Check every line of the material below for "liquides". Give the number of lines that have it, and only that.

----

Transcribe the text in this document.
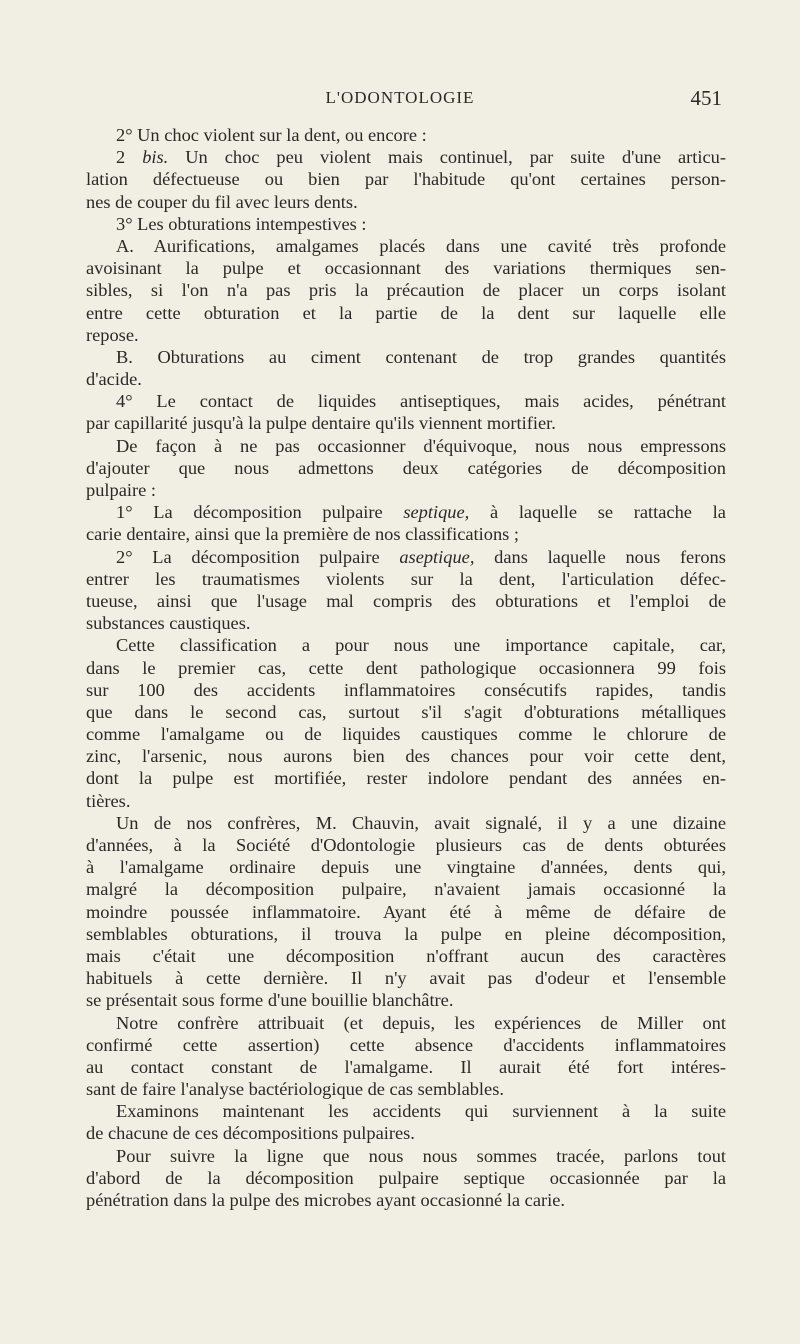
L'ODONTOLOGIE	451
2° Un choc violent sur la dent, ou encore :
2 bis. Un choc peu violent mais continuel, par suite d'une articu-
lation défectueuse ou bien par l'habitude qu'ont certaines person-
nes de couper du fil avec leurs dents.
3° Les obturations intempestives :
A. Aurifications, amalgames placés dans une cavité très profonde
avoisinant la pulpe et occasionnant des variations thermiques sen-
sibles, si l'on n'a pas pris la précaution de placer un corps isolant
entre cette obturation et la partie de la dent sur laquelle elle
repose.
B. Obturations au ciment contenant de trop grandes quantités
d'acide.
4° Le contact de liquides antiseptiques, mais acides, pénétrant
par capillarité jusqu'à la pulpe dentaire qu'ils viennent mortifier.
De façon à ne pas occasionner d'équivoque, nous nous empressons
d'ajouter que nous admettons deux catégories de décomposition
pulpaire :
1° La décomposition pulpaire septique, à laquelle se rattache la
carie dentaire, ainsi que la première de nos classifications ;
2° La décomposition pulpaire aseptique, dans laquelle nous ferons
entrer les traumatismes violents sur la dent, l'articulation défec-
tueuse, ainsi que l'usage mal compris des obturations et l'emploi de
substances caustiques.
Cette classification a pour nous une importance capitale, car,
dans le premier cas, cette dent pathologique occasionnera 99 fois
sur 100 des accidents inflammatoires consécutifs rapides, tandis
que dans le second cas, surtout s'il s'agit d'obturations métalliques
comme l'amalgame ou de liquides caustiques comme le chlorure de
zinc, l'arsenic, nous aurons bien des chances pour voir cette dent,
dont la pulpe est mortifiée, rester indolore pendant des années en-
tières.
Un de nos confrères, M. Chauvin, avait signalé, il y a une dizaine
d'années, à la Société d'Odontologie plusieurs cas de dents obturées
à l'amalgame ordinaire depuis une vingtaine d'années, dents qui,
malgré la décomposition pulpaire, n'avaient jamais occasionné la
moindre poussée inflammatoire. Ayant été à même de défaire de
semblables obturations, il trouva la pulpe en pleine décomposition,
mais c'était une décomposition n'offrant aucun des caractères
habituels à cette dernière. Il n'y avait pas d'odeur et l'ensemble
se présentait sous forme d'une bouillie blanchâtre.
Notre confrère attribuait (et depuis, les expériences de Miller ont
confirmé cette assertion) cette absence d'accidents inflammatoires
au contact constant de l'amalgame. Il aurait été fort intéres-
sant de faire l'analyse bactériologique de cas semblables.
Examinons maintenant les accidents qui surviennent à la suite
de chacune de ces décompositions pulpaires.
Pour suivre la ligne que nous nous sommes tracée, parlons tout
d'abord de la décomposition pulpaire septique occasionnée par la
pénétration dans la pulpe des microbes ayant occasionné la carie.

----

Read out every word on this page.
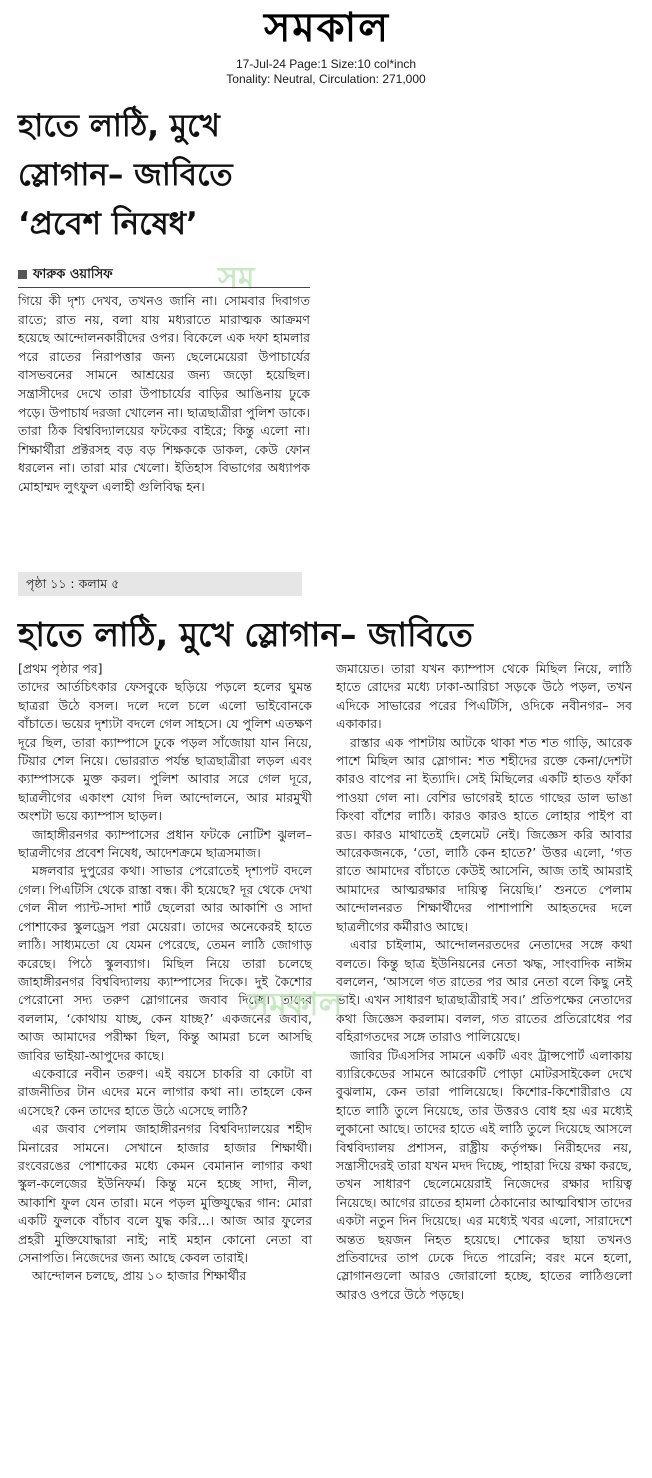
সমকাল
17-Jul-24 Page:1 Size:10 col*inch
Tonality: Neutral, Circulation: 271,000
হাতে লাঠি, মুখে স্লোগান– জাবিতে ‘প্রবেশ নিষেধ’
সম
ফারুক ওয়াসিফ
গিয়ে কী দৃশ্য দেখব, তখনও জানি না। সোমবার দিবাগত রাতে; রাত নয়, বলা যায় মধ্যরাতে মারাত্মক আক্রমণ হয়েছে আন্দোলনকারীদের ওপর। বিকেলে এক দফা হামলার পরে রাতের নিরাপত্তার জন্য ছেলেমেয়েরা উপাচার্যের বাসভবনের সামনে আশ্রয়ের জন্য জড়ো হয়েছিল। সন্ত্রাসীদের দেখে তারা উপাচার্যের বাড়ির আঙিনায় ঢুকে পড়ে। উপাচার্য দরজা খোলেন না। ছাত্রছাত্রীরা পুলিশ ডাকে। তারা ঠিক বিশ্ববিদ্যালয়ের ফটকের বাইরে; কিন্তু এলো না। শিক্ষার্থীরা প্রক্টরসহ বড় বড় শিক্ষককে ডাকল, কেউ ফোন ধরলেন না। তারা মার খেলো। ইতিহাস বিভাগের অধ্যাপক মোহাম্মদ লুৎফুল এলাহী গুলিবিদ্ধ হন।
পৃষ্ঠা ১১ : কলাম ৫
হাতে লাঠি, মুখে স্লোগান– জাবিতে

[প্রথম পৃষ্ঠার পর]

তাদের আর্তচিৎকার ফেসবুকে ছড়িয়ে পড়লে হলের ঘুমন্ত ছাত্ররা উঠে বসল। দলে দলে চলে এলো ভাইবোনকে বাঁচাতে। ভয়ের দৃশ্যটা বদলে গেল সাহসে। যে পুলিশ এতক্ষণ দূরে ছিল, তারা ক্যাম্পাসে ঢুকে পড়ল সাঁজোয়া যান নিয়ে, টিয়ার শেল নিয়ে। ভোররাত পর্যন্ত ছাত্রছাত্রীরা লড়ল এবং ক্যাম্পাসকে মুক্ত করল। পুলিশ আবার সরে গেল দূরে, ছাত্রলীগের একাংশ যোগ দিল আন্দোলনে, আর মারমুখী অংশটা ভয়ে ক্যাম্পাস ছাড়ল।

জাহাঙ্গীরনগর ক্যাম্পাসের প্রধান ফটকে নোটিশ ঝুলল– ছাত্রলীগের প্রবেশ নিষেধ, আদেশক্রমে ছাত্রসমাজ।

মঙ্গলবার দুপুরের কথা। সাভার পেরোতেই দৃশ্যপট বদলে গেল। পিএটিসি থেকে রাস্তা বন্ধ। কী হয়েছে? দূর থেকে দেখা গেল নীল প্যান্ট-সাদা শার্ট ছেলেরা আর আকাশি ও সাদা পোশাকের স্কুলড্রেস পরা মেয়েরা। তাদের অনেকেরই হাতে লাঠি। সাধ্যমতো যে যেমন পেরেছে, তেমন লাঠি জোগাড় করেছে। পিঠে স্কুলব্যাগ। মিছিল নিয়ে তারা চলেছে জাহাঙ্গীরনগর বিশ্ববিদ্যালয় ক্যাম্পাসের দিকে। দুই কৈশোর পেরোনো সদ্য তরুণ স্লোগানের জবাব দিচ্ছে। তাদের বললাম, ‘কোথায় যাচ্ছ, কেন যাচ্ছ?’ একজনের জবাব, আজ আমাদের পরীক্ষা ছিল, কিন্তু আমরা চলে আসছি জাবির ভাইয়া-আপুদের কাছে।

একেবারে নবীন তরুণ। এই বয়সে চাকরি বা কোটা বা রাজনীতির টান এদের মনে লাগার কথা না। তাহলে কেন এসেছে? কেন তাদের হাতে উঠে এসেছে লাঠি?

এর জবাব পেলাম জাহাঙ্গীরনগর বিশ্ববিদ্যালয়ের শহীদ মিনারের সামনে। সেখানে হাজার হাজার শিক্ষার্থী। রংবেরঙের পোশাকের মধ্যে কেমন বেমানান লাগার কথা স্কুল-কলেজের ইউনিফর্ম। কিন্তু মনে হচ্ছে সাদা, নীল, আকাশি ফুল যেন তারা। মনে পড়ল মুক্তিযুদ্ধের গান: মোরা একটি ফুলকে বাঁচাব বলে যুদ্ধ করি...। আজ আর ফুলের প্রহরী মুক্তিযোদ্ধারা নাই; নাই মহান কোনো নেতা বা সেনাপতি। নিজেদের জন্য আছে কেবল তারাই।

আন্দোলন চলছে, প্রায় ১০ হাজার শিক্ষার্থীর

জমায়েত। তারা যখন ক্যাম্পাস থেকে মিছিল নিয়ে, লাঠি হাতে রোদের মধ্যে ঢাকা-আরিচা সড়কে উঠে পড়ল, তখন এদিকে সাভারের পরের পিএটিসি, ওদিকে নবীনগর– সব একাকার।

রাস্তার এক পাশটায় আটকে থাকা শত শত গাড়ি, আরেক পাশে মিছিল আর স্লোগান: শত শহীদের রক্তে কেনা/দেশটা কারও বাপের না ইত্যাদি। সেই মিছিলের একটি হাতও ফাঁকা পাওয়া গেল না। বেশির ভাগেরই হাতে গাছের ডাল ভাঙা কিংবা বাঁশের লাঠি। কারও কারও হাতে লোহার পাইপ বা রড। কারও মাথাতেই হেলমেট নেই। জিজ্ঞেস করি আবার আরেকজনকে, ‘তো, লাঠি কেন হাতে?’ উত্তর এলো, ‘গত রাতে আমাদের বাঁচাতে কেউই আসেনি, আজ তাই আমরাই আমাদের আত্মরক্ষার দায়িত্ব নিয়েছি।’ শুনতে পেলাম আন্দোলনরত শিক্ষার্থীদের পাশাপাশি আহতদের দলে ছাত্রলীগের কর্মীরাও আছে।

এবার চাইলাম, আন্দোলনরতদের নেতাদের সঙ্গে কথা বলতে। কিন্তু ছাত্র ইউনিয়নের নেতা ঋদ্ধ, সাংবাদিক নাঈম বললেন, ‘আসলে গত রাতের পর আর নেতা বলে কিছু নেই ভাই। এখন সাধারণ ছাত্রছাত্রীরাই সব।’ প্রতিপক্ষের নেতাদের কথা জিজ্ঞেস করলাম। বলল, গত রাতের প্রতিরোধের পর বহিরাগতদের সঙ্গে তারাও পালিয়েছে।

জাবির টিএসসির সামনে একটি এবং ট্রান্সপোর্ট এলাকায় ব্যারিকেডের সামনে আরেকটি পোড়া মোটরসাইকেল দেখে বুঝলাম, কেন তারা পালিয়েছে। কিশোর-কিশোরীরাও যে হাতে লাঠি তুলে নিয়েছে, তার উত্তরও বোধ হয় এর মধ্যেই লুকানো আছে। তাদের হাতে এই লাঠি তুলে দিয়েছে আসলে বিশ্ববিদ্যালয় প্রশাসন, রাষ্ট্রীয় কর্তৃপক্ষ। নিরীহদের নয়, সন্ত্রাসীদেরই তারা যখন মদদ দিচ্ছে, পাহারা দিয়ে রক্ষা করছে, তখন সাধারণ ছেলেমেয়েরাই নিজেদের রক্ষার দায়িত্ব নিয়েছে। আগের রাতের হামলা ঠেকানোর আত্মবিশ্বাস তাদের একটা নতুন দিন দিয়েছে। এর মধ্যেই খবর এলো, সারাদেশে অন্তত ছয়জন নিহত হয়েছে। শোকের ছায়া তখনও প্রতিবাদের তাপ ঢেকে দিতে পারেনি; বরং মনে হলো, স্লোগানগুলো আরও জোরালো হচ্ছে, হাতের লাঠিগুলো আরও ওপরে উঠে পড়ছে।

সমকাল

----

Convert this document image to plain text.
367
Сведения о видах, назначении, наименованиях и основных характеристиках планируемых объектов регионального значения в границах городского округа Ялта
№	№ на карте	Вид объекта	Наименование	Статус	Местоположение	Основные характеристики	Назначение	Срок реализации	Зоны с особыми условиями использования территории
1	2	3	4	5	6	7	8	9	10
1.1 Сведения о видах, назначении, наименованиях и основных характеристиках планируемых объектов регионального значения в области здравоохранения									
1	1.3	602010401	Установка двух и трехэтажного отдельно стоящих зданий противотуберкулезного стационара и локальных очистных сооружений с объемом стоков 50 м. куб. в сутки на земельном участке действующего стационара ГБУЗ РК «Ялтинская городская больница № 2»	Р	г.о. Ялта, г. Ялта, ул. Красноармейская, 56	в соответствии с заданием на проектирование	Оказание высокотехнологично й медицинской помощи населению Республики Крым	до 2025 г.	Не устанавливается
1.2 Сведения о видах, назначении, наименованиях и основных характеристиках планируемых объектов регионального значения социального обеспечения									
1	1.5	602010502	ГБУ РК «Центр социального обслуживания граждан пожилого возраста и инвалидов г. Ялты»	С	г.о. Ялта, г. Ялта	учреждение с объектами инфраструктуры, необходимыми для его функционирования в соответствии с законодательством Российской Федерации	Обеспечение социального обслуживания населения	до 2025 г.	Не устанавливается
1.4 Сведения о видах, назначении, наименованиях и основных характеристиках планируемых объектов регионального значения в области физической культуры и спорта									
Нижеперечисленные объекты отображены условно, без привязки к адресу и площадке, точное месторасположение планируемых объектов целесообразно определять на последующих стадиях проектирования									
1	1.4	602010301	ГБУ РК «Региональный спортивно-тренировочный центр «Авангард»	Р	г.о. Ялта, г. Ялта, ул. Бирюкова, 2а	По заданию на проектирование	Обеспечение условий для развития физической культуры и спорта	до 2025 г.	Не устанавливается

----

■ **RESULT**
2